TASK OBJECTIVE:
Reproduce the data below in full and exclude every picture.

--- start MATERIAL ---

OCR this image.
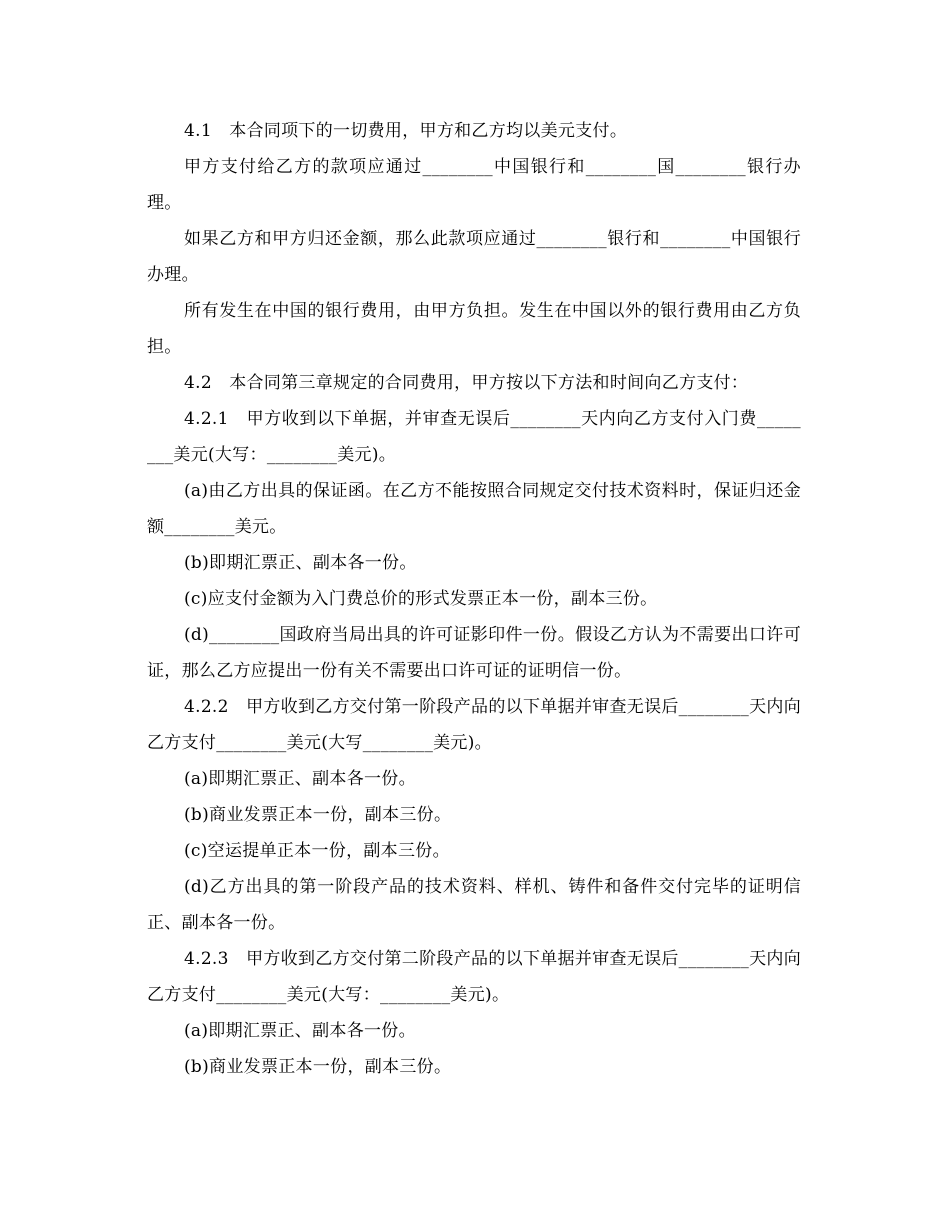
4.1　本合同项下的一切费用，甲方和乙方均以美元支付。

甲方支付给乙方的款项应通过________中国银行和________国________银行办理。

如果乙方和甲方归还金额，那么此款项应通过________银行和________中国银行办理。

所有发生在中国的银行费用，由甲方负担。发生在中国以外的银行费用由乙方负担。

4.2　本合同第三章规定的合同费用，甲方按以下方法和时间向乙方支付：

4.2.1　甲方收到以下单据，并审查无误后________天内向乙方支付入门费________美元(大写：________美元)。

(a)由乙方出具的保证函。在乙方不能按照合同规定交付技术资料时，保证归还金额________美元。

(b)即期汇票正、副本各一份。

(c)应支付金额为入门费总价的形式发票正本一份，副本三份。

(d)________国政府当局出具的许可证影印件一份。假设乙方认为不需要出口许可证，那么乙方应提出一份有关不需要出口许可证的证明信一份。

4.2.2　甲方收到乙方交付第一阶段产品的以下单据并审查无误后________天内向乙方支付________美元(大写________美元)。

(a)即期汇票正、副本各一份。

(b)商业发票正本一份，副本三份。

(c)空运提单正本一份，副本三份。

(d)乙方出具的第一阶段产品的技术资料、样机、铸件和备件交付完毕的证明信正、副本各一份。

4.2.3　甲方收到乙方交付第二阶段产品的以下单据并审查无误后________天内向乙方支付________美元(大写：________美元)。

(a)即期汇票正、副本各一份。

(b)商业发票正本一份，副本三份。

--- end MATERIAL ---

THE SOLUTION:
OCR this image.
4.1　本合同项下的一切费用，甲方和乙方均以美元支付。

甲方支付给乙方的款项应通过________中国银行和________国________银行办理。

如果乙方和甲方归还金额，那么此款项应通过________银行和________中国银行办理。

所有发生在中国的银行费用，由甲方负担。发生在中国以外的银行费用由乙方负担。

4.2　本合同第三章规定的合同费用，甲方按以下方法和时间向乙方支付：

4.2.1　甲方收到以下单据，并审查无误后________天内向乙方支付入门费________美元(大写：________美元)。

(a)由乙方出具的保证函。在乙方不能按照合同规定交付技术资料时，保证归还金额________美元。

(b)即期汇票正、副本各一份。

(c)应支付金额为入门费总价的形式发票正本一份，副本三份。

(d)________国政府当局出具的许可证影印件一份。假设乙方认为不需要出口许可证，那么乙方应提出一份有关不需要出口许可证的证明信一份。

4.2.2　甲方收到乙方交付第一阶段产品的以下单据并审查无误后________天内向乙方支付________美元(大写________美元)。

(a)即期汇票正、副本各一份。

(b)商业发票正本一份，副本三份。

(c)空运提单正本一份，副本三份。

(d)乙方出具的第一阶段产品的技术资料、样机、铸件和备件交付完毕的证明信正、副本各一份。

4.2.3　甲方收到乙方交付第二阶段产品的以下单据并审查无误后________天内向乙方支付________美元(大写：________美元)。

(a)即期汇票正、副本各一份。

(b)商业发票正本一份，副本三份。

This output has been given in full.